### BRANO PROPOSTO

┏━━

Il passato recente dice tutto: zero medaglie alle Olimpiadi di Rio 2016, zero ai Mondiali 2015, un argento nella rassegna iridata del 2013, ottenuta dall’allora 37enne Valeria Straneo. Definire l’Italia una comparsa non rende bene l’idea.

Ciò che preoccupa maggiormente è la mancanza di indizi che lascino presagire un’inversione di tendenza. Passano gli anni, ma i difetti restano sempre gli stessi. Non cambia mai nulla.

Pensiamo ad esempio agli infortuni a catena che hanno perseguitato il Bel Paese negli ultimi tre lustri. Daniele Greco è fermo praticamente da Londra 2012, Andrew Howe si è riaffacciato alla ribalta dopo 7 anni, Gianmarco Tamberi è alle prese con una caviglia non ancora a posto dal luglio 2016, due talenti come Federica Del Buono e José Reynaldo Bencosme sono spariti dai radar da svariati mesi. La costante, purtroppo, è sempre la stessa: i talenti italiani, merce sempre più rara, non riescono sostanzialmente mai a vivere una carriera regolare e continua, anzi quasi sempre, dopo iniziali buoni risultati, sono costretti a trascorrere la maggior parte del tempo ai box.

Un altro problema atavico riguarda l’incapacità di valorizzare i giovani di maggiori prospettive (che, per onestà intellettuale, non abbondano, tutt’altro…). Tante, troppe volte abbiamo visto atleti correre o saltare meglio a 17-18 anni rispetto a 24-25. Ragazzi che raggiungono l’apice quando, al contrario, dovrebbero trovarsi solo all’inizio di un processo di maturazione.

┗━━

Elenca tutti gli atleti nominati nel brano sull'atletica italiana. Il materiale non ha alcun legame con il brano.

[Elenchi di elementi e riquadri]
┏━━

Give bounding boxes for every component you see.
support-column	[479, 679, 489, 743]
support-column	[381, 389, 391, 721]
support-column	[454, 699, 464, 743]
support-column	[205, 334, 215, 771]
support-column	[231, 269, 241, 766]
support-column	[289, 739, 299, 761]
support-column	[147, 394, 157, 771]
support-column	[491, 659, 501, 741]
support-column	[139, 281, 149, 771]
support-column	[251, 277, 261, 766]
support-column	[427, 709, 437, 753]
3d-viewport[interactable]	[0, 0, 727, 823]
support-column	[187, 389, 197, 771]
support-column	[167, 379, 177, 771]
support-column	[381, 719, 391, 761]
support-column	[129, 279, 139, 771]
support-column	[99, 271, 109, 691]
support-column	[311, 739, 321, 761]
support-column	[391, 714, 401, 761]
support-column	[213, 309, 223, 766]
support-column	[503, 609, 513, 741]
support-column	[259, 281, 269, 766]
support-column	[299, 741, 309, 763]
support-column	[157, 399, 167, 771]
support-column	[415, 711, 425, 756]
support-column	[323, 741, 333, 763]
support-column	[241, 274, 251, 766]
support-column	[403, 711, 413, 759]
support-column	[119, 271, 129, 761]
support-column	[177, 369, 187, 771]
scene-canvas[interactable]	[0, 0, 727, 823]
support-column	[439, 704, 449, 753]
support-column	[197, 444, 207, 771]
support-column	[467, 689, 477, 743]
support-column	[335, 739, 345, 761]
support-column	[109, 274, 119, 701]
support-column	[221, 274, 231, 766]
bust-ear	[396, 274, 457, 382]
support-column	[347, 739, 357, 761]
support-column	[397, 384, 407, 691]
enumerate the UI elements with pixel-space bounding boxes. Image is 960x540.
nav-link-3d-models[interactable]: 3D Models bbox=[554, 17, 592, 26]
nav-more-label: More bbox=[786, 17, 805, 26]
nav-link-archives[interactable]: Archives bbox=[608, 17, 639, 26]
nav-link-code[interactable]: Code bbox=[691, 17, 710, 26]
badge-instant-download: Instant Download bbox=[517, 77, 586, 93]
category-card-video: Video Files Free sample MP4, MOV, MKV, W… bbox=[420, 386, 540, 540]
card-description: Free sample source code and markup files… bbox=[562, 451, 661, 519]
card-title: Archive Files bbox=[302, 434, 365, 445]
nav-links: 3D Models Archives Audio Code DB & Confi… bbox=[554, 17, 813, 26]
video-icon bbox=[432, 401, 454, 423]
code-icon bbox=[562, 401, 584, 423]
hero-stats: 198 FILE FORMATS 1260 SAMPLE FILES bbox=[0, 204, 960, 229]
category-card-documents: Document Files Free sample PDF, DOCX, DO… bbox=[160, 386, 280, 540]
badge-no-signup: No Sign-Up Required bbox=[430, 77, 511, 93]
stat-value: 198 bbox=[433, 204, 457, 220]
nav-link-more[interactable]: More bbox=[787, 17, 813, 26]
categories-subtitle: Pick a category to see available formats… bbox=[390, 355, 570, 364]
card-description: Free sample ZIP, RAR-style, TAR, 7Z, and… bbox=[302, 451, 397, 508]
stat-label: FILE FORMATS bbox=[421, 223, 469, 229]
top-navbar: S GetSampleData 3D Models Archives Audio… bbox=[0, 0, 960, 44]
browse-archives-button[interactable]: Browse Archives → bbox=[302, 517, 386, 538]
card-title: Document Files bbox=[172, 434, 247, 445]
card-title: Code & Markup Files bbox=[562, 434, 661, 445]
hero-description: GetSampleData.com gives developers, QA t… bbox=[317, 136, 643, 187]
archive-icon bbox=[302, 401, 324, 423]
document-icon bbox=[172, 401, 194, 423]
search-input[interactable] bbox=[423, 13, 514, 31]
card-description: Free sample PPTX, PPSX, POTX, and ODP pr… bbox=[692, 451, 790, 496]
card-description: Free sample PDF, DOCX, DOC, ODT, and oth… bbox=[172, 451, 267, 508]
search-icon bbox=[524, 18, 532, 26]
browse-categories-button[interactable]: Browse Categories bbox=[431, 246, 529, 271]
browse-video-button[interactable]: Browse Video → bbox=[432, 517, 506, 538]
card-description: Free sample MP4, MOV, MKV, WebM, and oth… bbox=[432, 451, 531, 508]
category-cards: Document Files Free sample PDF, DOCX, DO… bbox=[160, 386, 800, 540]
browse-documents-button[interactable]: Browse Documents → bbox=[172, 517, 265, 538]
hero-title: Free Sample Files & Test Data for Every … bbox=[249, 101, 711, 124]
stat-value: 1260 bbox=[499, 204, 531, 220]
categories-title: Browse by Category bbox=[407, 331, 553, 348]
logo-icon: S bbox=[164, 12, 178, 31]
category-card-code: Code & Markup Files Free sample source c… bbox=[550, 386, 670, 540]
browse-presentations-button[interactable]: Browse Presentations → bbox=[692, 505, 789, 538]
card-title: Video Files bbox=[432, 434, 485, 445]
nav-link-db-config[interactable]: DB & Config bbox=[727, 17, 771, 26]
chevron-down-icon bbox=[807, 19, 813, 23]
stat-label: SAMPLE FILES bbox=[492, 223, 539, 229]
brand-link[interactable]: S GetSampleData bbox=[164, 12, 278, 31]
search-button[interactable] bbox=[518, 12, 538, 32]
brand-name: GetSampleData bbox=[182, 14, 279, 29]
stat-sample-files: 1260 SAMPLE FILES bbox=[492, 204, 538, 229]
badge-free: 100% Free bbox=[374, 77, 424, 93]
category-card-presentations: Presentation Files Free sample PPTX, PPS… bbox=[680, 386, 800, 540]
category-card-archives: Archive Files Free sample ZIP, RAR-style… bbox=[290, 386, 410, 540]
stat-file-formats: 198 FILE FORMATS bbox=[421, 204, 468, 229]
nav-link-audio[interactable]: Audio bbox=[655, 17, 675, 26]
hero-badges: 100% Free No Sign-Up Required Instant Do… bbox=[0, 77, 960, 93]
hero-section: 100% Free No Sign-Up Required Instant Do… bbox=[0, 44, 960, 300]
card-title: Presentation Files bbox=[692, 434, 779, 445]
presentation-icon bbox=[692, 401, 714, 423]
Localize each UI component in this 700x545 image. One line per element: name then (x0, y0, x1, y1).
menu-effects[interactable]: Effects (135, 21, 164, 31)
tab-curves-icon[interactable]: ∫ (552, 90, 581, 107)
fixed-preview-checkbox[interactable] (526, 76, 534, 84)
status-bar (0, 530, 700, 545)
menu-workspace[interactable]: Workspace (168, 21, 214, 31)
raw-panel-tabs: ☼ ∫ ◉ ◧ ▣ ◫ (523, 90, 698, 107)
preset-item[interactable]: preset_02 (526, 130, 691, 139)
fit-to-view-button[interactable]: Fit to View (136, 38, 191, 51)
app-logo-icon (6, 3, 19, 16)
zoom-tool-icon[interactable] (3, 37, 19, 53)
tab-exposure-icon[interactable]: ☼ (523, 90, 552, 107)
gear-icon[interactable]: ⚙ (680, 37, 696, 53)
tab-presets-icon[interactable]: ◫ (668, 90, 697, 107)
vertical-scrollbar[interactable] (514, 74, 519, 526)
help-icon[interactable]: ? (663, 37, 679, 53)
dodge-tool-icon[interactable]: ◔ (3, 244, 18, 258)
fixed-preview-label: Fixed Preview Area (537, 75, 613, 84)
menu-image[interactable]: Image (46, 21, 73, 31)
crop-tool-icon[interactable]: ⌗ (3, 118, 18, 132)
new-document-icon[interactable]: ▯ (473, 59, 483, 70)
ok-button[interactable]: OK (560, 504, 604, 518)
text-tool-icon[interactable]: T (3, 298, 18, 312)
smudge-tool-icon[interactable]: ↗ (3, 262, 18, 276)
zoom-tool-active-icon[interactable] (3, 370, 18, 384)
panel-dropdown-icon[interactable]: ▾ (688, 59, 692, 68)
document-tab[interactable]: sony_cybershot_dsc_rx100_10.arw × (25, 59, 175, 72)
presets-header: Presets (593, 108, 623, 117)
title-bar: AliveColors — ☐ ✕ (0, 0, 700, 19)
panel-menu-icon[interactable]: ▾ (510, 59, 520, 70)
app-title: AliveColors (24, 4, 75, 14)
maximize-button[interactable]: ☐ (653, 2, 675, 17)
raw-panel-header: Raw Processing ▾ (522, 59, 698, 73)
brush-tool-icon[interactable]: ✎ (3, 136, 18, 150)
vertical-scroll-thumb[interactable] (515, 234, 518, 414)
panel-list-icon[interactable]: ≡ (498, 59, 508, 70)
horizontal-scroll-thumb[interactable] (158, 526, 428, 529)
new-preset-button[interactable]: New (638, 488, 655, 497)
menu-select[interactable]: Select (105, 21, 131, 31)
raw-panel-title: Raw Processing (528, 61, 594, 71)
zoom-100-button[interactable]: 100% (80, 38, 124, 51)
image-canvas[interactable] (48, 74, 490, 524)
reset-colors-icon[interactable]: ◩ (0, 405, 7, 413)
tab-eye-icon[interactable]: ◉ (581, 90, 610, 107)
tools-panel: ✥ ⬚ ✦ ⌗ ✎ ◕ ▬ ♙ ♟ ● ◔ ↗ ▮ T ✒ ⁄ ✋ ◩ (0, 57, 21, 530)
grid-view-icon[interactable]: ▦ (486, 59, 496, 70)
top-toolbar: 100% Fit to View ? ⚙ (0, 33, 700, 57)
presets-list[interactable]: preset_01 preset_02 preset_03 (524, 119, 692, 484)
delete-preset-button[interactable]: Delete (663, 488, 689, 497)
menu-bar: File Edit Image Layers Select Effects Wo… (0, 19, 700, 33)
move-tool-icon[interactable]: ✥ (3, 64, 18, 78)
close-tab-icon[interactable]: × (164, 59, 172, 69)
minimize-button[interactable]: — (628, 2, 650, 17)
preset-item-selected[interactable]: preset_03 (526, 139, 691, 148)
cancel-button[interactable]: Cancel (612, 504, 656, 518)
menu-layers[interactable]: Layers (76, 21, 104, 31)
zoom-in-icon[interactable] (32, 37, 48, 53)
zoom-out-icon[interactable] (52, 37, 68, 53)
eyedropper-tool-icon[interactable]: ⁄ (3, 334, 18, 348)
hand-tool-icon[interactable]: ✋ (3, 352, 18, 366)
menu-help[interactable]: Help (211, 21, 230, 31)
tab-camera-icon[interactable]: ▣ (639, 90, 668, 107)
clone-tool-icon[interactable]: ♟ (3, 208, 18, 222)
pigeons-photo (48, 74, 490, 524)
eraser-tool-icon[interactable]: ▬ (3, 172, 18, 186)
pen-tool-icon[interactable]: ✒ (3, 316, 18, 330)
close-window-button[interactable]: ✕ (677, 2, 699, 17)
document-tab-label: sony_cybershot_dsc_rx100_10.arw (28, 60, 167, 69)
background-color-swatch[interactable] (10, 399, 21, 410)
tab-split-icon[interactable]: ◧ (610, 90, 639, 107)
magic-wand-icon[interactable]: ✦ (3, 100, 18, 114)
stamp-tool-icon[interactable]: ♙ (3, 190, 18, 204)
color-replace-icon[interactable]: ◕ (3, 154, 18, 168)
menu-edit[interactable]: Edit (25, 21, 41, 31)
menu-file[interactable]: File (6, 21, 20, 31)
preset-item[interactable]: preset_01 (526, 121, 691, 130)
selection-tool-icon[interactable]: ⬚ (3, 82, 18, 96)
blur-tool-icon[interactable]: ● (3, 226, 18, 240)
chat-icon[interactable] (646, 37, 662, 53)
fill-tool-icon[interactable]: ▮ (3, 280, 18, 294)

┗━━

### RISULTATO CORRETTO
Valeria Straneo, Daniele Greco, Andrew Howe, Gianmarco Tamberi, Federica Del Buono, José Reynaldo Bencosme